§ **The problem**: From the passage about the Uffizi Medusa painting, copy word for word the part that begins with the words "As late as 1868, Walter" and ends after the words "active ca. 1600.".

§ **Document passage**:
╭──

In 1782, Leonardo's biographer Luigi Lanzi, while making a search for his paintings in the Uffizi, discovered a depiction of Medusa's head which he erroneously attributed to Leonardo, based on Vasari's description of Leonardo's second version of the subject:

The fancy came to him to paint a picture in oils of the head of a Medusa, with the head attired with a coil of snakes, the most strange and extravagant invention that could ever be imagined, but since it was a work that took time, it remained unfinished, as everything happened with almost all his things. It is among the rare works of art in the Palace of Duke Cosimo...

Lanzi summed up his opinion on the newly discovered painting in his description of the Florentine gallery:

Finally on the following day one sees the head of Medusa with serpents so realistic that it makes credible what we read of Vinci; where in a painting produced like this in which one saw fear and fled; something that does no less honor to modern painting than did the grapes of Zeuxis to the horses of Apelles... Nevertheless the work lacks the final finish, as do the works of Vinci for the most part.

In the period of Romanticism, the reputed Leonardo garnered much praise. Its full-page engravings, first produced in Florence in 1828, spread across Europe, making the painting one of the most popular in Leonardo's corpus of works. In 1851, Jean Baptiste Gustave Planche proclaimed: "I do not hesitate to say that in the Medusa of the Uffizi there is the germ of what we admire in the Gioconda of the Louvre".

As late as 1868, Walter Pater (in The Renaissance) singled out Medusa as one of the most arresting works by Leonardo. In the 20th century, Bernard Berenson and other leading critics argued against Leonardo's authorship of the Uffizi painting. It is now believed to be a work of an anonymous Flemish painter, active ca. 1600.

╰──

§ **Exercise data**:
╭──

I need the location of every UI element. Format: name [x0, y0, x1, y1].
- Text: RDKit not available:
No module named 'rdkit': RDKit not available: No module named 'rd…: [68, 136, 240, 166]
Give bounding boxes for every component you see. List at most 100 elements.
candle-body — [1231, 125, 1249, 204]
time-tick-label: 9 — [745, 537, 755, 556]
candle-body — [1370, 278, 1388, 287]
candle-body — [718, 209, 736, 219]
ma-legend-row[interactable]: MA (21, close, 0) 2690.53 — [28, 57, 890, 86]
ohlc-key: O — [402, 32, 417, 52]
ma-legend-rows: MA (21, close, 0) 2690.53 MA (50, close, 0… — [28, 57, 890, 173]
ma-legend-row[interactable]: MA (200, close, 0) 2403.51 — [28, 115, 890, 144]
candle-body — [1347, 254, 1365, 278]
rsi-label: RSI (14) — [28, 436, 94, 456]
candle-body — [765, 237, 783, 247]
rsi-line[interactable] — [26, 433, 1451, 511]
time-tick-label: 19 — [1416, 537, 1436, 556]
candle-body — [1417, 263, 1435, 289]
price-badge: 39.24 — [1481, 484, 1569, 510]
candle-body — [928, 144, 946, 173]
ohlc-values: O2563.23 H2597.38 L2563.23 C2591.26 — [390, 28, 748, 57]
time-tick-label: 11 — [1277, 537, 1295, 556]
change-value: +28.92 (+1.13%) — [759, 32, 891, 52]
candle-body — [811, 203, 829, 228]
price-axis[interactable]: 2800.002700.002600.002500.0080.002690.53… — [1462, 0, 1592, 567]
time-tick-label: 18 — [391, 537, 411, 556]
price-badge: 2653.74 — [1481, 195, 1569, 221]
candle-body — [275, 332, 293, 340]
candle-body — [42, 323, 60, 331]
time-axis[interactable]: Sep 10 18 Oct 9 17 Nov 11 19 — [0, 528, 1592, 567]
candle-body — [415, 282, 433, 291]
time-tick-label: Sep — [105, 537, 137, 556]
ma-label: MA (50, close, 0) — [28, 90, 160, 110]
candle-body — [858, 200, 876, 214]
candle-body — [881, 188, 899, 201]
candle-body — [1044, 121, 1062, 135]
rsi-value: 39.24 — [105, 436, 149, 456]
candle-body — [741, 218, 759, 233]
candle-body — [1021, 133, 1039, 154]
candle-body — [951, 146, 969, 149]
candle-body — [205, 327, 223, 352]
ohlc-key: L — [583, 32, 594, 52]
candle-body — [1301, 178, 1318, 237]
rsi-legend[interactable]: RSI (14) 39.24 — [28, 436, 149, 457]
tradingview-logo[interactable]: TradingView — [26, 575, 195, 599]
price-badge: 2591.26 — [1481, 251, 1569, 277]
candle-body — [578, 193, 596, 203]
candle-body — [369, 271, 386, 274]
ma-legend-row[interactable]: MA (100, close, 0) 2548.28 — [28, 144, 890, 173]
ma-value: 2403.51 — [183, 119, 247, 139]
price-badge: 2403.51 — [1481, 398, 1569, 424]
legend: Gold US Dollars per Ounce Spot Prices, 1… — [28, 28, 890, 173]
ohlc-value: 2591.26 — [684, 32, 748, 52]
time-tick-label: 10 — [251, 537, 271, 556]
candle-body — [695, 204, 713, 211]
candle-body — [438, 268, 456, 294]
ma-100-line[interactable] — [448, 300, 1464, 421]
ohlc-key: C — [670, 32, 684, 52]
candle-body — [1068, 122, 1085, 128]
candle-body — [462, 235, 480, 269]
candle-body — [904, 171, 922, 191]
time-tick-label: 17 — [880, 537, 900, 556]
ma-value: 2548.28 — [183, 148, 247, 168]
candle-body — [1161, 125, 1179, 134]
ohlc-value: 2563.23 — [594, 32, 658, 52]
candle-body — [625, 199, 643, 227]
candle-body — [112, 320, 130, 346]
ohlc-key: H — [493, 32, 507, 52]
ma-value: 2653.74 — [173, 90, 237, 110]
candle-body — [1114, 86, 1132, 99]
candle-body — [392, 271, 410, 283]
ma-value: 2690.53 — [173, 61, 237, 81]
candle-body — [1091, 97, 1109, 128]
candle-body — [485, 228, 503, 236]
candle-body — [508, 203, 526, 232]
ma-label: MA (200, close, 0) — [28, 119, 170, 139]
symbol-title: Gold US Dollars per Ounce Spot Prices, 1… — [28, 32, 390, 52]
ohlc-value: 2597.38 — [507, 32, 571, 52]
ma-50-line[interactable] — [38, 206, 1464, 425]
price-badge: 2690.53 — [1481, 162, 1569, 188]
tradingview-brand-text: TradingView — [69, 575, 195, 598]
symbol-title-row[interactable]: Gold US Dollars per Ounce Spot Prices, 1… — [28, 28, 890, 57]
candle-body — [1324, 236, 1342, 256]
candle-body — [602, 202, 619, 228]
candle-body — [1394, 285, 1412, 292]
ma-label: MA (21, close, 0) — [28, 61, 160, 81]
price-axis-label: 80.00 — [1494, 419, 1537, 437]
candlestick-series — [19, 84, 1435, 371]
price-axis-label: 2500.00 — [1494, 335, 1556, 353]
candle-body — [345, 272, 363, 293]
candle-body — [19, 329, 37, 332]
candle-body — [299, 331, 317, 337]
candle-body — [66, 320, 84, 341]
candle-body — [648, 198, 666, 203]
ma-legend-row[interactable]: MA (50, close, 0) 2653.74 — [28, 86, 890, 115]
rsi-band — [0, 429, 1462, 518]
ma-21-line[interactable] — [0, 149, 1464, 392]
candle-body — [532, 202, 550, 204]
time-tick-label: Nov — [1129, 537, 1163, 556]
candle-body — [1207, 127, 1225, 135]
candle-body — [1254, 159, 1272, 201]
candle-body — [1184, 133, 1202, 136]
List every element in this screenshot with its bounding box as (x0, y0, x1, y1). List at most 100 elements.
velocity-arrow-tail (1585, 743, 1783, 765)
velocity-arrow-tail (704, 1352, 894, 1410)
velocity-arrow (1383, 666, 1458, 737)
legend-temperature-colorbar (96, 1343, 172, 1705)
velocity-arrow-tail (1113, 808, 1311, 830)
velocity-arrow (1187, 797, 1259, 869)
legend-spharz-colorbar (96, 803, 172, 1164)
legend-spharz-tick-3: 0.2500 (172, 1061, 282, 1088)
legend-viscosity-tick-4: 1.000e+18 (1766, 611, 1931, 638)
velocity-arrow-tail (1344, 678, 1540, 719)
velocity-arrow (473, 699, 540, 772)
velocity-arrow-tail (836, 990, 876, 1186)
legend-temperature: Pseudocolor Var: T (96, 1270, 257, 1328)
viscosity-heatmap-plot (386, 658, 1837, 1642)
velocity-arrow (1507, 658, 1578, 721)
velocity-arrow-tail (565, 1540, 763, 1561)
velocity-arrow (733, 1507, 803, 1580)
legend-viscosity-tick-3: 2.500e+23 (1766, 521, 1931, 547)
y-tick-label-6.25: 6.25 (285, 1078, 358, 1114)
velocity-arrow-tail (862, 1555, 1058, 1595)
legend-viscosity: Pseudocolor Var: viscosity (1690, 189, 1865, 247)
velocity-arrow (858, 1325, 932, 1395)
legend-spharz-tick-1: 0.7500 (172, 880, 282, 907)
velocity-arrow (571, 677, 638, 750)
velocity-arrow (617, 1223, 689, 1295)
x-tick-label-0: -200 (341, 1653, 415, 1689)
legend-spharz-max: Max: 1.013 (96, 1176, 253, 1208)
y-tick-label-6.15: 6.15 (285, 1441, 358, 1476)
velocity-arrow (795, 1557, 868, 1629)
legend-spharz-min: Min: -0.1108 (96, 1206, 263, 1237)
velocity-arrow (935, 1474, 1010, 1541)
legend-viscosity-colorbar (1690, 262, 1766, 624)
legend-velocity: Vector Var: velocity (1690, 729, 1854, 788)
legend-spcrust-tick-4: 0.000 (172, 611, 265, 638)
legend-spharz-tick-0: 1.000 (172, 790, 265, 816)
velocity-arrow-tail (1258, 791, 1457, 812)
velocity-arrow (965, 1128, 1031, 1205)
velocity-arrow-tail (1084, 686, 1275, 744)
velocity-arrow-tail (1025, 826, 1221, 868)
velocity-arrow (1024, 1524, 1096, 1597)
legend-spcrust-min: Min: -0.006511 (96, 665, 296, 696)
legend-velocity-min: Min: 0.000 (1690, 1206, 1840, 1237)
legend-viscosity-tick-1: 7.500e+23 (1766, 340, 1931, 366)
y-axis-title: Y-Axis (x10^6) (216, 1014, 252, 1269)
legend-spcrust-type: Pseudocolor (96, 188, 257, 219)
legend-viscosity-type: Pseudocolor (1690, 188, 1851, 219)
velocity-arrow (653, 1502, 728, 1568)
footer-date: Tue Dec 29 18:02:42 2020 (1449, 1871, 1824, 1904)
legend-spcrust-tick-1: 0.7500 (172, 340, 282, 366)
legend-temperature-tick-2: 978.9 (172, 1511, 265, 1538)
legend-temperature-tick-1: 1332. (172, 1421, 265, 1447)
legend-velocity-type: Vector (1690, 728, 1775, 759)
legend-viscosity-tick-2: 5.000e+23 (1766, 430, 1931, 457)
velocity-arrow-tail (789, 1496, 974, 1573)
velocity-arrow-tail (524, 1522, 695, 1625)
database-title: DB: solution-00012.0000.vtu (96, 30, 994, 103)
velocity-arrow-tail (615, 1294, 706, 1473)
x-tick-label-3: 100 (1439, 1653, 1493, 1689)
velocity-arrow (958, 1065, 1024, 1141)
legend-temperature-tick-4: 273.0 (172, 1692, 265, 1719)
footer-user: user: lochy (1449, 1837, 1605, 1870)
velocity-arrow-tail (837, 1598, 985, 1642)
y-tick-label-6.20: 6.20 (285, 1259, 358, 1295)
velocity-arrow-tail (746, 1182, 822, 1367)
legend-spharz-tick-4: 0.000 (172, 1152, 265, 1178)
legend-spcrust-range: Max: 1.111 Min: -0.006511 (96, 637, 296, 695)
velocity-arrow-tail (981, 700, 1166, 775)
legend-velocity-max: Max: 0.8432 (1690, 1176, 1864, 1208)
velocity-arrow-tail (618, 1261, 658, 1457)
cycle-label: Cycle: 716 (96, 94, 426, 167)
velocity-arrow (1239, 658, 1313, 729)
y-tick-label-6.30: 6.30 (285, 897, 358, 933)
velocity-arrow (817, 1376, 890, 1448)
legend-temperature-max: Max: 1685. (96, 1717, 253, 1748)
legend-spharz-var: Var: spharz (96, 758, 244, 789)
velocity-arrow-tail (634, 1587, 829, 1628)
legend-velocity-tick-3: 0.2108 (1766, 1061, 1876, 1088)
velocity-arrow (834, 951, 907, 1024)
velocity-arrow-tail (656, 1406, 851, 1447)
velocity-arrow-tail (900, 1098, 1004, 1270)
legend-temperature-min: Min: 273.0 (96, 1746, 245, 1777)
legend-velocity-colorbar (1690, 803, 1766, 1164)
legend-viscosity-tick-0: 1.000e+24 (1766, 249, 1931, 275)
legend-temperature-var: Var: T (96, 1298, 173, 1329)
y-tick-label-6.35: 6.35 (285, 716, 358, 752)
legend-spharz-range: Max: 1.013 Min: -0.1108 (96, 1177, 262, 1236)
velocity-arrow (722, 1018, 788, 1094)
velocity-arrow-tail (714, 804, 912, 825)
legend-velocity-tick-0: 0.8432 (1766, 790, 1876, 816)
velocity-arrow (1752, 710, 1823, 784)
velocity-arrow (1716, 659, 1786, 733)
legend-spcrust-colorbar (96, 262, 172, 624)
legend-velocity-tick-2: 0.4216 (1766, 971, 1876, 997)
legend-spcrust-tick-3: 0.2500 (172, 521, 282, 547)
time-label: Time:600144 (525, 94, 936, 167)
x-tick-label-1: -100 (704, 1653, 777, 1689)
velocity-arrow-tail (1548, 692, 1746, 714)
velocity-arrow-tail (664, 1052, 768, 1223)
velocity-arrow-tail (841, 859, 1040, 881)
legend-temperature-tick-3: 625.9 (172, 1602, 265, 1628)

╰──

§ **Expected output**:
As late as 1868, Walter Pater (in The Renaissance) singled out Medusa as one of the most arresting works by Leonardo. In the 20th century, Bernard Berenson and other leading critics argued against Leonardo's authorship of the Uffizi painting. It is now believed to be a work of an anonymous Flemish painter, active ca. 1600.